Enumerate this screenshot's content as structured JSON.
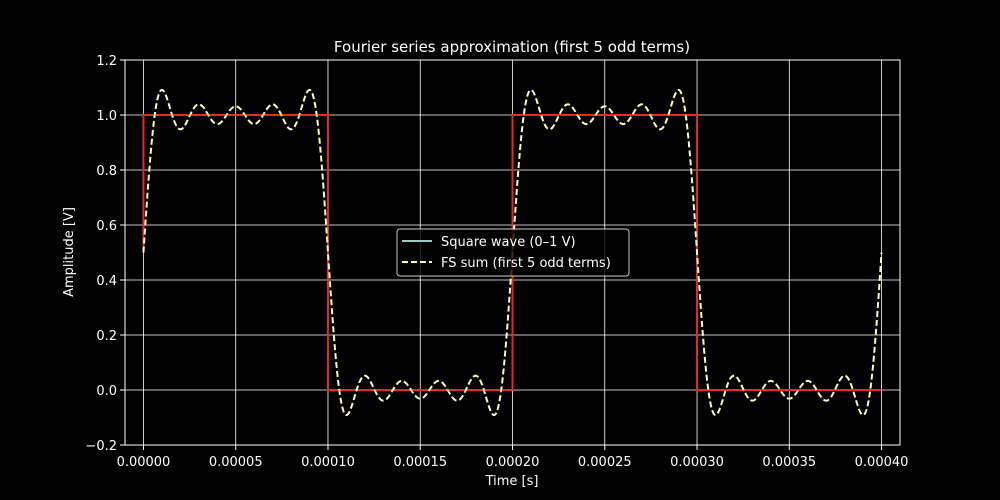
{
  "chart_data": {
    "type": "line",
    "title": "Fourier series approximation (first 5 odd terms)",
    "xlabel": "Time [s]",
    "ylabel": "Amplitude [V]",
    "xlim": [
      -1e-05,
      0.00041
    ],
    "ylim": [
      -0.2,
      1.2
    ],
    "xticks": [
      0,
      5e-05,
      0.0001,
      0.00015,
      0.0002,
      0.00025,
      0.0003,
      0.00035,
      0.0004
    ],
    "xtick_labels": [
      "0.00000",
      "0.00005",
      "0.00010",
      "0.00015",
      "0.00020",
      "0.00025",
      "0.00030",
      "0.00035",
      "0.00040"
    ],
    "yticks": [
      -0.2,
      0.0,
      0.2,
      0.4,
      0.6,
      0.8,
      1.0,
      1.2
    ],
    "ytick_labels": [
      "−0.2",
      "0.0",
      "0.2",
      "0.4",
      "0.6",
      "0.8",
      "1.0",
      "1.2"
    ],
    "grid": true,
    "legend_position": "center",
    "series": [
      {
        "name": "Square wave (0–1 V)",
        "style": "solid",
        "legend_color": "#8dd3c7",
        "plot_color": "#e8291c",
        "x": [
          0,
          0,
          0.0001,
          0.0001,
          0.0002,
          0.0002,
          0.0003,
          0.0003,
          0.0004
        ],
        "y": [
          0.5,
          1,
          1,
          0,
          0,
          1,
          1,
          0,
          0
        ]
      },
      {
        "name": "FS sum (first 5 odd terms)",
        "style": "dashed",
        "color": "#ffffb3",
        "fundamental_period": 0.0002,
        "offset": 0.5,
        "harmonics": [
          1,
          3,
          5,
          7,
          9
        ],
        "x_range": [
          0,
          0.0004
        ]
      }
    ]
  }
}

What the task asks:
Repeat the data above exactly, but not the pictures.

Complete response:
Enumerate this screenshot's content as structured JSON.
{
  "chart_data": {
    "type": "line",
    "title": "Fourier series approximation (first 5 odd terms)",
    "xlabel": "Time [s]",
    "ylabel": "Amplitude [V]",
    "xlim": [
      -1e-05,
      0.00041
    ],
    "ylim": [
      -0.2,
      1.2
    ],
    "xticks": [
      0,
      5e-05,
      0.0001,
      0.00015,
      0.0002,
      0.00025,
      0.0003,
      0.00035,
      0.0004
    ],
    "xtick_labels": [
      "0.00000",
      "0.00005",
      "0.00010",
      "0.00015",
      "0.00020",
      "0.00025",
      "0.00030",
      "0.00035",
      "0.00040"
    ],
    "yticks": [
      -0.2,
      0.0,
      0.2,
      0.4,
      0.6,
      0.8,
      1.0,
      1.2
    ],
    "ytick_labels": [
      "−0.2",
      "0.0",
      "0.2",
      "0.4",
      "0.6",
      "0.8",
      "1.0",
      "1.2"
    ],
    "grid": true,
    "legend_position": "center",
    "series": [
      {
        "name": "Square wave (0–1 V)",
        "style": "solid",
        "legend_color": "#8dd3c7",
        "plot_color": "#e8291c",
        "x": [
          0,
          0,
          0.0001,
          0.0001,
          0.0002,
          0.0002,
          0.0003,
          0.0003,
          0.0004
        ],
        "y": [
          0.5,
          1,
          1,
          0,
          0,
          1,
          1,
          0,
          0
        ]
      },
      {
        "name": "FS sum (first 5 odd terms)",
        "style": "dashed",
        "color": "#ffffb3",
        "fundamental_period": 0.0002,
        "offset": 0.5,
        "harmonics": [
          1,
          3,
          5,
          7,
          9
        ],
        "x_range": [
          0,
          0.0004
        ]
      }
    ]
  }
}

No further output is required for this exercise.